◆ **Instructions for the task**: How many lines of the data hold the word "Proyecto"? State the number and nothing else.

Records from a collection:

## Begin

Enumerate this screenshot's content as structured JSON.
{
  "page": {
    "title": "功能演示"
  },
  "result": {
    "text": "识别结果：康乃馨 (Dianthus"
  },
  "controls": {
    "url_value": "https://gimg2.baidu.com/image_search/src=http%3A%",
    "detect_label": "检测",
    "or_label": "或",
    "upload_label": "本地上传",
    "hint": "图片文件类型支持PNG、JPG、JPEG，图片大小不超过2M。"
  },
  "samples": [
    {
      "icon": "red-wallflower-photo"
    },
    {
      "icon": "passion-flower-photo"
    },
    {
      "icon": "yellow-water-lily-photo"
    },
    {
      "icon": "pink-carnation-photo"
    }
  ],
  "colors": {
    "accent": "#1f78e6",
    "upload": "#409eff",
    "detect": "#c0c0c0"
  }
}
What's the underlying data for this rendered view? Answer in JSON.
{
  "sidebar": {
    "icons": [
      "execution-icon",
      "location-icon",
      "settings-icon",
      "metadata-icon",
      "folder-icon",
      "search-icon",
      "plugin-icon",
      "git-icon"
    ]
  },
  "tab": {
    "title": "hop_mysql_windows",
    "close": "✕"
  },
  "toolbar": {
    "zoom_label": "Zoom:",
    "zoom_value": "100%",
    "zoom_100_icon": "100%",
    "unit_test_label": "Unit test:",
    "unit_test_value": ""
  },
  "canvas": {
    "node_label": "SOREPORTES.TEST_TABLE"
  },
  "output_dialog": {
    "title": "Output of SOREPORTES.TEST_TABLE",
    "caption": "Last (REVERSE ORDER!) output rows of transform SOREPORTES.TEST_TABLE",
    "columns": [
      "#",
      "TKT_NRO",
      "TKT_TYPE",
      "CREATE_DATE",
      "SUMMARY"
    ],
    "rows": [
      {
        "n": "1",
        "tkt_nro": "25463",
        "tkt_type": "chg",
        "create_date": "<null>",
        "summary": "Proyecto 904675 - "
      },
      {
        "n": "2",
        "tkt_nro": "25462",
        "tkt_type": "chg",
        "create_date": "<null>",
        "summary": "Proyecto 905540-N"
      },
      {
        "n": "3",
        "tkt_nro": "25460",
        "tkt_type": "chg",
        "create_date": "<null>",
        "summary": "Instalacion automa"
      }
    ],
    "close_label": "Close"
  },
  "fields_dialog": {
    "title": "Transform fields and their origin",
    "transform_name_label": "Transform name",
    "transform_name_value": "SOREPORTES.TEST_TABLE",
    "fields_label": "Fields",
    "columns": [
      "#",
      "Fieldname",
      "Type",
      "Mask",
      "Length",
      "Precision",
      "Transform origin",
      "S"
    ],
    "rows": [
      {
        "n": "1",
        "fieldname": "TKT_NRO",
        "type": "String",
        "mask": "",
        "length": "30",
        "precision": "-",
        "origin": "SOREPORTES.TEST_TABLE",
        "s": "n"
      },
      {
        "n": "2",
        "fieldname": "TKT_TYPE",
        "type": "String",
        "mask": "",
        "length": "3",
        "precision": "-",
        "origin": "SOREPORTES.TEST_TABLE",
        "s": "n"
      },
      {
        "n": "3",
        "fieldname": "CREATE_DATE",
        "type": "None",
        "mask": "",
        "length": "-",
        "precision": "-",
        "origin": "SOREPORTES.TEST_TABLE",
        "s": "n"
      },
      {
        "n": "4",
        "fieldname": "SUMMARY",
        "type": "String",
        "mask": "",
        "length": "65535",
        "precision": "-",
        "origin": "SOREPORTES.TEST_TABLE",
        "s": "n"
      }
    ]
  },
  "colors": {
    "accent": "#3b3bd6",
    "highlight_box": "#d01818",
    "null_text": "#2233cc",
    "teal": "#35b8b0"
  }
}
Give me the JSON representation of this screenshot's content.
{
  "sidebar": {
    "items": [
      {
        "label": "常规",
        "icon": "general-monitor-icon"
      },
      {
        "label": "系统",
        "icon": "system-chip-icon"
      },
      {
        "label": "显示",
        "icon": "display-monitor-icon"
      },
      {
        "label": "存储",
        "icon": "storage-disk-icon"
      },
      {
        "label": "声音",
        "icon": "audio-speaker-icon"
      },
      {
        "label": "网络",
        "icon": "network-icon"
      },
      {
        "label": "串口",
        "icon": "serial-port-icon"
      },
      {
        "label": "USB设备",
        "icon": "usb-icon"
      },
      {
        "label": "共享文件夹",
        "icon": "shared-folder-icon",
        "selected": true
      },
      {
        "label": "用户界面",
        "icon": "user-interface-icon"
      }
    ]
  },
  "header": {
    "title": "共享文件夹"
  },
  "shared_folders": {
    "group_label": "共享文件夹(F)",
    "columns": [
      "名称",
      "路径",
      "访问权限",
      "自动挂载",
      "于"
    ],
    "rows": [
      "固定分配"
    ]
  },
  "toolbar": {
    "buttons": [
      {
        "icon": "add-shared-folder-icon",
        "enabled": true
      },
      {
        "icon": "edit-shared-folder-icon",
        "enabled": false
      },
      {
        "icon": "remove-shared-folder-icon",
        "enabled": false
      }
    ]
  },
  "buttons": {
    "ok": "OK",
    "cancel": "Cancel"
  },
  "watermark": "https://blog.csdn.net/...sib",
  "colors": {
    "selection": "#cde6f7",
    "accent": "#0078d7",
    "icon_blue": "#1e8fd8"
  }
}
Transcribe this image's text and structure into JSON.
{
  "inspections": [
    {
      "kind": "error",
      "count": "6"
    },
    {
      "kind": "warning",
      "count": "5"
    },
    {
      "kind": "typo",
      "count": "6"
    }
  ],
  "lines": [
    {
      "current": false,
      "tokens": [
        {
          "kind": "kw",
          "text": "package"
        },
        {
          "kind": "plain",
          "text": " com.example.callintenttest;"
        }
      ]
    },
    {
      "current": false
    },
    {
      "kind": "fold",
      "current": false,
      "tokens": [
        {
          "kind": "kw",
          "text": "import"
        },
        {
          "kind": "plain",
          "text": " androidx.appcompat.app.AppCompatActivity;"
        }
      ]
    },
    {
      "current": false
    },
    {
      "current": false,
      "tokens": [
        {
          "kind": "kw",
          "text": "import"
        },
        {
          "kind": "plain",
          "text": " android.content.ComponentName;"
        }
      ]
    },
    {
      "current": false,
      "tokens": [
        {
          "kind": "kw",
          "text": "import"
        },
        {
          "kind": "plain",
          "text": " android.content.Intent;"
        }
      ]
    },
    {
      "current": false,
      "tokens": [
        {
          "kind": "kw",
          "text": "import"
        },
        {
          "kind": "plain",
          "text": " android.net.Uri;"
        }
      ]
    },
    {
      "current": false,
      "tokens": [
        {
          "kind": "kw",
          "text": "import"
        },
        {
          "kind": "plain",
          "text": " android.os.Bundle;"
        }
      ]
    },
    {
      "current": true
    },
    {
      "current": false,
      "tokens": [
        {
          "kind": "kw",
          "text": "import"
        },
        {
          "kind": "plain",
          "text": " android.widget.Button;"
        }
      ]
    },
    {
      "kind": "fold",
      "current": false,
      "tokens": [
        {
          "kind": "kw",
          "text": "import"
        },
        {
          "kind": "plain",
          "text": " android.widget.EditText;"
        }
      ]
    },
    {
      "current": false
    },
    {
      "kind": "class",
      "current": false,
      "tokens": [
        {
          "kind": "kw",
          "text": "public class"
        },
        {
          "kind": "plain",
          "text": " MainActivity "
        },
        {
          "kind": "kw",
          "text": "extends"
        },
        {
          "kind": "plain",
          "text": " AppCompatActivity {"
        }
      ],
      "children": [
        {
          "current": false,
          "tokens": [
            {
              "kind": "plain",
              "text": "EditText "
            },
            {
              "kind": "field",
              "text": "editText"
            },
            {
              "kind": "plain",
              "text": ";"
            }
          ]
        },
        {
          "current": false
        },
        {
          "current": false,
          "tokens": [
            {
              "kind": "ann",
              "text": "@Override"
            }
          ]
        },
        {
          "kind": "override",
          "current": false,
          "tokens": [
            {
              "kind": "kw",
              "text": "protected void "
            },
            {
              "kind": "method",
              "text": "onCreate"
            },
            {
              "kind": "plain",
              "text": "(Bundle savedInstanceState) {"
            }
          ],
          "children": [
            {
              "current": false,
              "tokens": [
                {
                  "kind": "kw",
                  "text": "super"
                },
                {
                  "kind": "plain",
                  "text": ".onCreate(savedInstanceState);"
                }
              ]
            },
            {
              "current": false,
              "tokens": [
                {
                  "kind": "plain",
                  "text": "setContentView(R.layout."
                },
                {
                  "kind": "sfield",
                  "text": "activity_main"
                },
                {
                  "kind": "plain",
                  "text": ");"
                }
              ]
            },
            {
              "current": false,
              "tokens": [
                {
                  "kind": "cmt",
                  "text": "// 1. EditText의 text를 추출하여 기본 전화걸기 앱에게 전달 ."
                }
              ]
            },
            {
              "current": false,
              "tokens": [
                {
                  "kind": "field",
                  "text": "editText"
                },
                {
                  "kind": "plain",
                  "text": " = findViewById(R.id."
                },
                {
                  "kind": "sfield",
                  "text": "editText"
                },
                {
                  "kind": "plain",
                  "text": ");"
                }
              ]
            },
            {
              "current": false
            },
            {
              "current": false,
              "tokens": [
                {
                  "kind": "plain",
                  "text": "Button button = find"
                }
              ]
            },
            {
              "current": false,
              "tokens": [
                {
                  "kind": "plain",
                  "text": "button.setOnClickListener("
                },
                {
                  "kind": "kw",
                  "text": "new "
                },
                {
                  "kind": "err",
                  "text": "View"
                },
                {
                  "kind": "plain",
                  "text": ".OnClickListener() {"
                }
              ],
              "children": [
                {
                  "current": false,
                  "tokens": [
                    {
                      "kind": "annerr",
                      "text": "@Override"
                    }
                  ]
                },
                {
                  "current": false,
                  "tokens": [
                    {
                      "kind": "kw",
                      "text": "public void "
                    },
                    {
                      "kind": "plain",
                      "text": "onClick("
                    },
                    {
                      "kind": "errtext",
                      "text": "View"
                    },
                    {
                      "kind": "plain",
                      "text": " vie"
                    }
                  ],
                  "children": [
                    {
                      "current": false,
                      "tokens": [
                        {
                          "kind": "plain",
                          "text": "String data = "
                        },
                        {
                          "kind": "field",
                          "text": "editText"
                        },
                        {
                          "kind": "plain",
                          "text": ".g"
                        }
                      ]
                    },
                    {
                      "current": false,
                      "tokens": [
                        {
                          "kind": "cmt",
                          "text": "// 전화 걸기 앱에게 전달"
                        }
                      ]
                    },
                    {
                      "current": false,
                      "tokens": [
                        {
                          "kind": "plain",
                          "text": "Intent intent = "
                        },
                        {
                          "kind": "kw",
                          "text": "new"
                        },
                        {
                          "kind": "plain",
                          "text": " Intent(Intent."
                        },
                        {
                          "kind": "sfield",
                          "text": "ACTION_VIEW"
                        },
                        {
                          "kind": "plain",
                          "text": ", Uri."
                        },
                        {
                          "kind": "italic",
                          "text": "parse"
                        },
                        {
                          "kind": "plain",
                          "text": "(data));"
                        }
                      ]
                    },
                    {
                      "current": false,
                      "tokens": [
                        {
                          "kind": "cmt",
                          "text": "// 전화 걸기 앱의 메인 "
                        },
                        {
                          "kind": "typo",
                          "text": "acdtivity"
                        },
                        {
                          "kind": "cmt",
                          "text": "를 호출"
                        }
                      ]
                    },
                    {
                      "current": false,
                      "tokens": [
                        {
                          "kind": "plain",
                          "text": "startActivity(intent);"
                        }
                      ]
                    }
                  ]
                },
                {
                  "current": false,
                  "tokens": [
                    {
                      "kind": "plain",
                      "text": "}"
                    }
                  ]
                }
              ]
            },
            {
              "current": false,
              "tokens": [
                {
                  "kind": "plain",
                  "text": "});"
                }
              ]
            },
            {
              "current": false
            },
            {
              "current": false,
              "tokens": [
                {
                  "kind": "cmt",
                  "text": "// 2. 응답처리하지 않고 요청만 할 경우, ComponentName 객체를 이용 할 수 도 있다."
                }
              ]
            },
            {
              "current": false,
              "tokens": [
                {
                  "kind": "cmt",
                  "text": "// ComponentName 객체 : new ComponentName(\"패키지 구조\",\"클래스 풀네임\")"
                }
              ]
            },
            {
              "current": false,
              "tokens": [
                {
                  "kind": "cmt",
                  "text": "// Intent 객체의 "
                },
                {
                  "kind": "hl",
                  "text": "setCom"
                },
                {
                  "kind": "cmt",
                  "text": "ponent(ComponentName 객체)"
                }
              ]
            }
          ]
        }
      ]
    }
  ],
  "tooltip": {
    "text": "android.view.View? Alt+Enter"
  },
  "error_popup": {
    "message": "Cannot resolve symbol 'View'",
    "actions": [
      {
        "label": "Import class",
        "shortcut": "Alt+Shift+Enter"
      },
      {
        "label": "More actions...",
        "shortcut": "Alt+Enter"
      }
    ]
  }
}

## End

◆ **In response**: 2